What is being asked
In the entries below, find the lines with the word "open" and copy them.

Dataset extract

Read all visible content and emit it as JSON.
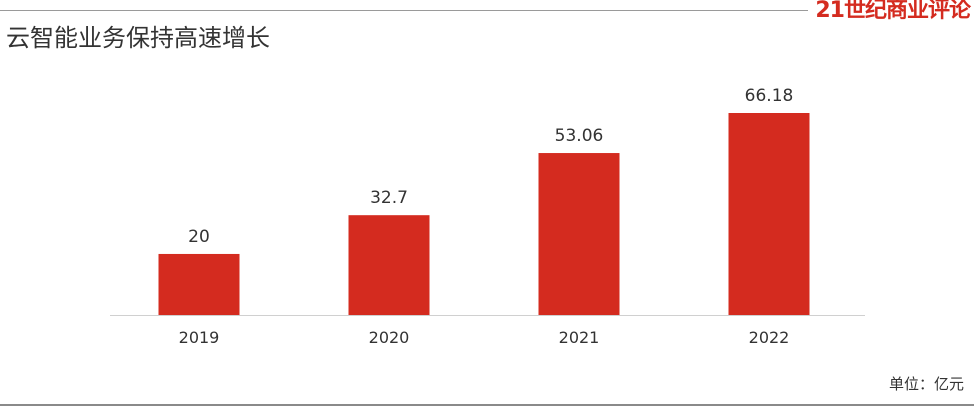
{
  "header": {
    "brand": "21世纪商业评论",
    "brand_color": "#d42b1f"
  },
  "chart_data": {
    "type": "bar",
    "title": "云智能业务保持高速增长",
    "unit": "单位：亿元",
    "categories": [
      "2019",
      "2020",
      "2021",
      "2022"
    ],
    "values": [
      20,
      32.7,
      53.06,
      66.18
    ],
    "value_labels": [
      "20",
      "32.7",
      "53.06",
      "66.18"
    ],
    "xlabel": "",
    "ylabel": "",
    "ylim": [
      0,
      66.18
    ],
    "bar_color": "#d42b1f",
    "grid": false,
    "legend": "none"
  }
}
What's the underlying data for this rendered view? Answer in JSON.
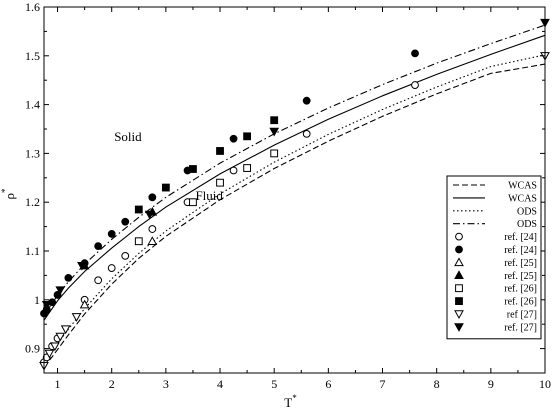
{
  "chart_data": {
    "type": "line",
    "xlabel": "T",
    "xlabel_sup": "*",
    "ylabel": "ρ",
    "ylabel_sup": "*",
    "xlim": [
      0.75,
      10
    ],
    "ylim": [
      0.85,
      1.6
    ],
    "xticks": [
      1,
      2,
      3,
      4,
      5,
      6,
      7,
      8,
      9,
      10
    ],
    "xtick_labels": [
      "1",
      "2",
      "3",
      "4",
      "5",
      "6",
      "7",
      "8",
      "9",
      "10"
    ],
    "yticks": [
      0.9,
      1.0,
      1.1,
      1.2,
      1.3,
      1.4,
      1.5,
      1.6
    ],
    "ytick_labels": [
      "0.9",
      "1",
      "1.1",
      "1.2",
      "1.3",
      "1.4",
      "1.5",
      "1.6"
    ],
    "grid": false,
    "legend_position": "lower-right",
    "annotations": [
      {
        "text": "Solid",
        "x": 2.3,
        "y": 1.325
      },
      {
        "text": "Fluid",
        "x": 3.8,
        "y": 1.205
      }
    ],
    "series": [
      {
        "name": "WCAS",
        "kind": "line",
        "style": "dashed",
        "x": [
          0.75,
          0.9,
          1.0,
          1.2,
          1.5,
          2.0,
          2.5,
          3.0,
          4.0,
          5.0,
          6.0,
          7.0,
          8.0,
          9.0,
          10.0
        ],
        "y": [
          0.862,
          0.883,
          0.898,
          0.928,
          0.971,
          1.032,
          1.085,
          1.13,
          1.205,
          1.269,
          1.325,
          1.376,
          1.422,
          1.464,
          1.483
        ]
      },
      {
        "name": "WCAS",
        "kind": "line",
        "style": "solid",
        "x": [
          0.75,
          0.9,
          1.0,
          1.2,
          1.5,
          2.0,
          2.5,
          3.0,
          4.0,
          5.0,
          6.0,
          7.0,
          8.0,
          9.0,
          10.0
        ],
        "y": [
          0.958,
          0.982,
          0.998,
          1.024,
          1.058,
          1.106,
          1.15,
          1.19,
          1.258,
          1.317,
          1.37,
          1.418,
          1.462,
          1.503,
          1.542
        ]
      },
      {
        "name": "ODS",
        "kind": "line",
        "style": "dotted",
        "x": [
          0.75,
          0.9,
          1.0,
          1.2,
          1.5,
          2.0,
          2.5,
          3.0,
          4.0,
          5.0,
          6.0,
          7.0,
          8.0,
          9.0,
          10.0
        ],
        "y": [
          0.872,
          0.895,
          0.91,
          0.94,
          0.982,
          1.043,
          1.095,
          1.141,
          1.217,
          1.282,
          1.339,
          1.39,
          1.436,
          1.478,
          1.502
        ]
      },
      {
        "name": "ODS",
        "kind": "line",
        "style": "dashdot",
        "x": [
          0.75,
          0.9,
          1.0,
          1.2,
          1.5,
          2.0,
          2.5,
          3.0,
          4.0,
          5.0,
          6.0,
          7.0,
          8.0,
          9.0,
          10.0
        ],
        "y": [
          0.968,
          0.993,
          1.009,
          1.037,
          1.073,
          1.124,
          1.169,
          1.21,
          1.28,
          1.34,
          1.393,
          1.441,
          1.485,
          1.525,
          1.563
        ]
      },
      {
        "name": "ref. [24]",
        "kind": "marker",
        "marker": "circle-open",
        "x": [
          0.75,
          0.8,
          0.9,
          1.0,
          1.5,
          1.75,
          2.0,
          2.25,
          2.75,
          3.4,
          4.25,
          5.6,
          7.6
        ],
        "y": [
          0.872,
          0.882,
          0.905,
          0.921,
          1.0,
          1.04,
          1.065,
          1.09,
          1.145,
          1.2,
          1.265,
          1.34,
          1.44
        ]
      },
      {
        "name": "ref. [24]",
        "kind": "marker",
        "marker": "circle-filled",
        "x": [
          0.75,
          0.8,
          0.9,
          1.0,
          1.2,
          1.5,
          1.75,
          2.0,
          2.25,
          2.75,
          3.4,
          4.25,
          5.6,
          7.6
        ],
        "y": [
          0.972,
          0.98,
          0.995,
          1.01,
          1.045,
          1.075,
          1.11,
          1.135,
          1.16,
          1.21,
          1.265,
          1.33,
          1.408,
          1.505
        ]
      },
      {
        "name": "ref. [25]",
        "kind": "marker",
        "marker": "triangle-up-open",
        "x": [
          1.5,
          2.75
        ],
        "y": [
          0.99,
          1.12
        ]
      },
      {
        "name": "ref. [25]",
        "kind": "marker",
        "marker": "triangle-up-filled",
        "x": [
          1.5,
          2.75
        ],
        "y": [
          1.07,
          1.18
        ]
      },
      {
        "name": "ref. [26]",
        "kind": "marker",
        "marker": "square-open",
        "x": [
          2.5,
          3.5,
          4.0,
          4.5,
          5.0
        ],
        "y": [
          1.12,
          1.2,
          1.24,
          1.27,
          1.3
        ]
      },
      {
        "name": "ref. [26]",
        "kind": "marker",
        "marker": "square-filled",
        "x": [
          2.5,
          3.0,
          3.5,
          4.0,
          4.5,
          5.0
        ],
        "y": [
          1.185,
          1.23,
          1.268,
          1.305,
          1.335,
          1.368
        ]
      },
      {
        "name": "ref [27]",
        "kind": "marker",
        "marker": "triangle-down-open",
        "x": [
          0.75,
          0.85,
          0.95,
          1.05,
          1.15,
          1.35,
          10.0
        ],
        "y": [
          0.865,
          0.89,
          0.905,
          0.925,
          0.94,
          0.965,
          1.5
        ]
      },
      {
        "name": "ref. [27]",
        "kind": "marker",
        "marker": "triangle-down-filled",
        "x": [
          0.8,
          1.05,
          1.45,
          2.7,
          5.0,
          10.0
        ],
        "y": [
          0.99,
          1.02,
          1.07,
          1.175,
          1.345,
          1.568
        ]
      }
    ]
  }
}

Final answer
        "marker": "circle-open",
        "marker": "triangle-up-open",
        "marker": "square-open",
        "marker": "triangle-down-open",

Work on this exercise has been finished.